### GOAL OF THE EXERCISE:
The records below need retyping in full; give them again exactly.

[Extracted data entries]
^^^^^^^^

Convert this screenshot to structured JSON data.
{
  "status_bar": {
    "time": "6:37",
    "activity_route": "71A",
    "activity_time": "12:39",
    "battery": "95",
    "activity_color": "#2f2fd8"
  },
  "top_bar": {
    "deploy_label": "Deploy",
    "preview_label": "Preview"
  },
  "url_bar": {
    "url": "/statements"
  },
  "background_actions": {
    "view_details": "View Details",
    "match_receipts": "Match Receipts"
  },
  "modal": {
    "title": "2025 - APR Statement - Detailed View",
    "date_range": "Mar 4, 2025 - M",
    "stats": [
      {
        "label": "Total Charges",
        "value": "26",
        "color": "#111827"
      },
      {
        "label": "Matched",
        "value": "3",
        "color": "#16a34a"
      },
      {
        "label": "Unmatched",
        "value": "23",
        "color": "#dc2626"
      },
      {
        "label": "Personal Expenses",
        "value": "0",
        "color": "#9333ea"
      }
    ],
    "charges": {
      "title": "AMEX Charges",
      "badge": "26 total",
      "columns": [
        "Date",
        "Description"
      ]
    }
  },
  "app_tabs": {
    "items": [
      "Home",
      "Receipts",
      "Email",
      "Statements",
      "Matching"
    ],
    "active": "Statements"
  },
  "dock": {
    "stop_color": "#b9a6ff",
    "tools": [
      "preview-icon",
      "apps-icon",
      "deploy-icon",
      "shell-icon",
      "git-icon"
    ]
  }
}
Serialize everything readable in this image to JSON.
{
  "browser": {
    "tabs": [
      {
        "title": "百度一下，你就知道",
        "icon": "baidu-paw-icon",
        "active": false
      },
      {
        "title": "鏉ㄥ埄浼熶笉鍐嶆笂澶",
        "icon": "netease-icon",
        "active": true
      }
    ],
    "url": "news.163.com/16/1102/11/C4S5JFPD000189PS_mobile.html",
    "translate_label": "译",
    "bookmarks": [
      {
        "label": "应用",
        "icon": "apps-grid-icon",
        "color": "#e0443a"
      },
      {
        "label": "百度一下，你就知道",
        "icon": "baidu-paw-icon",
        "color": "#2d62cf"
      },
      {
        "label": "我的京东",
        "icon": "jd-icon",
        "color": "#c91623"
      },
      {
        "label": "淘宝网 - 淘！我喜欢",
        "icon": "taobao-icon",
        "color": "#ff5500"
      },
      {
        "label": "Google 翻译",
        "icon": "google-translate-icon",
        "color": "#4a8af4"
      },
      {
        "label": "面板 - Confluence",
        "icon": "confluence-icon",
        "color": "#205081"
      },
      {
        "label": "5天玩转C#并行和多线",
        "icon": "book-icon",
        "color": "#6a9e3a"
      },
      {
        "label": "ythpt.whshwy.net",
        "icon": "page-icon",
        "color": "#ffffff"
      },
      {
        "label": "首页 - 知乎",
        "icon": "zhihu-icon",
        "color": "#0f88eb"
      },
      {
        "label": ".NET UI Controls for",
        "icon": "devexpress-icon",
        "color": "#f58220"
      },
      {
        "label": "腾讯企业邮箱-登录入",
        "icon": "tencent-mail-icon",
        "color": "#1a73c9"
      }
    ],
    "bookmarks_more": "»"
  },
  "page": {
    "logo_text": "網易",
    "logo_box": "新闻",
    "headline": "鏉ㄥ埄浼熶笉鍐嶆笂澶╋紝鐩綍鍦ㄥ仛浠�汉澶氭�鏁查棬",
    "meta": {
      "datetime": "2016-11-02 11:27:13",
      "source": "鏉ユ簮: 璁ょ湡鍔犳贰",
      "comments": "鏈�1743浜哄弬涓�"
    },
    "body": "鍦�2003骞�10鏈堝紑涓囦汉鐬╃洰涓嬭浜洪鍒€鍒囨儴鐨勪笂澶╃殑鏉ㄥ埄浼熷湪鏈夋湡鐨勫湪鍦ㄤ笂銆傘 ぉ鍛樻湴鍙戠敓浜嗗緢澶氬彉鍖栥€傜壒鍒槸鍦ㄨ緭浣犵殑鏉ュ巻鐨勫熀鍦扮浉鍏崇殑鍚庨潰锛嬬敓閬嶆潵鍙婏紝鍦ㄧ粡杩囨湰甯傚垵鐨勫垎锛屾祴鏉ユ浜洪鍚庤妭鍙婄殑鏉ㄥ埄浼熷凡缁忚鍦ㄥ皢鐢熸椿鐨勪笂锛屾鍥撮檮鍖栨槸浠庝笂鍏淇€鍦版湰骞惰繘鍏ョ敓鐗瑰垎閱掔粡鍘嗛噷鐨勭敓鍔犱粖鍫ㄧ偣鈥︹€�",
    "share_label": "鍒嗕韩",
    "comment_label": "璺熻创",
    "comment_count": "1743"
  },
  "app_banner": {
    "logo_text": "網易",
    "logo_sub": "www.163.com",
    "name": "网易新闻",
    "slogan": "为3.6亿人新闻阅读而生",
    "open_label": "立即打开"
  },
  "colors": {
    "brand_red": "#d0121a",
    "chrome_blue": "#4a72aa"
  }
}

^^^^^^^^

### SOLUTION FOR THIS EXERCISE:
Convert this screenshot to structured JSON data.
{
  "status_bar": {
    "time": "6:37",
    "activity_route": "71A",
    "activity_time": "12:39",
    "battery": "95",
    "activity_color": "#2f2fd8"
  },
  "top_bar": {
    "deploy_label": "Deploy",
    "preview_label": "Preview"
  },
  "url_bar": {
    "url": "/statements"
  },
  "background_actions": {
    "view_details": "View Details",
    "match_receipts": "Match Receipts"
  },
  "modal": {
    "title": "2025 - APR Statement - Detailed View",
    "date_range": "Mar 4, 2025 - M",
    "stats": [
      {
        "label": "Total Charges",
        "value": "26",
        "color": "#111827"
      },
      {
        "label": "Matched",
        "value": "3",
        "color": "#16a34a"
      },
      {
        "label": "Unmatched",
        "value": "23",
        "color": "#dc2626"
      },
      {
        "label": "Personal Expenses",
        "value": "0",
        "color": "#9333ea"
      }
    ],
    "charges": {
      "title": "AMEX Charges",
      "badge": "26 total",
      "columns": [
        "Date",
        "Description"
      ]
    }
  },
  "app_tabs": {
    "items": [
      "Home",
      "Receipts",
      "Email",
      "Statements",
      "Matching"
    ],
    "active": "Statements"
  },
  "dock": {
    "stop_color": "#b9a6ff",
    "tools": [
      "preview-icon",
      "apps-icon",
      "deploy-icon",
      "shell-icon",
      "git-icon"
    ]
  }
}
Serialize everything readable in this image to JSON.
{
  "browser": {
    "tabs": [
      {
        "title": "百度一下，你就知道",
        "icon": "baidu-paw-icon",
        "active": false
      },
      {
        "title": "鏉ㄥ埄浼熶笉鍐嶆笂澶",
        "icon": "netease-icon",
        "active": true
      }
    ],
    "url": "news.163.com/16/1102/11/C4S5JFPD000189PS_mobile.html",
    "translate_label": "译",
    "bookmarks": [
      {
        "label": "应用",
        "icon": "apps-grid-icon",
        "color": "#e0443a"
      },
      {
        "label": "百度一下，你就知道",
        "icon": "baidu-paw-icon",
        "color": "#2d62cf"
      },
      {
        "label": "我的京东",
        "icon": "jd-icon",
        "color": "#c91623"
      },
      {
        "label": "淘宝网 - 淘！我喜欢",
        "icon": "taobao-icon",
        "color": "#ff5500"
      },
      {
        "label": "Google 翻译",
        "icon": "google-translate-icon",
        "color": "#4a8af4"
      },
      {
        "label": "面板 - Confluence",
        "icon": "confluence-icon",
        "color": "#205081"
      },
      {
        "label": "5天玩转C#并行和多线",
        "icon": "book-icon",
        "color": "#6a9e3a"
      },
      {
        "label": "ythpt.whshwy.net",
        "icon": "page-icon",
        "color": "#ffffff"
      },
      {
        "label": "首页 - 知乎",
        "icon": "zhihu-icon",
        "color": "#0f88eb"
      },
      {
        "label": ".NET UI Controls for",
        "icon": "devexpress-icon",
        "color": "#f58220"
      },
      {
        "label": "腾讯企业邮箱-登录入",
        "icon": "tencent-mail-icon",
        "color": "#1a73c9"
      }
    ],
    "bookmarks_more": "»"
  },
  "page": {
    "logo_text": "網易",
    "logo_box": "新闻",
    "headline": "鏉ㄥ埄浼熶笉鍐嶆笂澶╋紝鐩綍鍦ㄥ仛浠�汉澶氭�鏁查棬",
    "meta": {
      "datetime": "2016-11-02 11:27:13",
      "source": "鏉ユ簮: 璁ょ湡鍔犳贰",
      "comments": "鏈�1743浜哄弬涓�"
    },
    "body": "鍦�2003骞�10鏈堝紑涓囦汉鐬╃洰涓嬭浜洪鍒€鍒囨儴鐨勪笂澶╃殑鏉ㄥ埄浼熷湪鏈夋湡鐨勫湪鍦ㄤ笂銆傘 ぉ鍛樻湴鍙戠敓浜嗗緢澶氬彉鍖栥€傜壒鍒槸鍦ㄨ緭浣犵殑鏉ュ巻鐨勫熀鍦扮浉鍏崇殑鍚庨潰锛嬬敓閬嶆潵鍙婏紝鍦ㄧ粡杩囨湰甯傚垵鐨勫垎锛屾祴鏉ユ浜洪鍚庤妭鍙婄殑鏉ㄥ埄浼熷凡缁忚鍦ㄥ皢鐢熸椿鐨勪笂锛屾鍥撮檮鍖栨槸浠庝笂鍏淇€鍦版湰骞惰繘鍏ョ敓鐗瑰垎閱掔粡鍘嗛噷鐨勭敓鍔犱粖鍫ㄧ偣鈥︹€�",
    "share_label": "鍒嗕韩",
    "comment_label": "璺熻创",
    "comment_count": "1743"
  },
  "app_banner": {
    "logo_text": "網易",
    "logo_sub": "www.163.com",
    "name": "网易新闻",
    "slogan": "为3.6亿人新闻阅读而生",
    "open_label": "立即打开"
  },
  "colors": {
    "brand_red": "#d0121a",
    "chrome_blue": "#4a72aa"
  }
}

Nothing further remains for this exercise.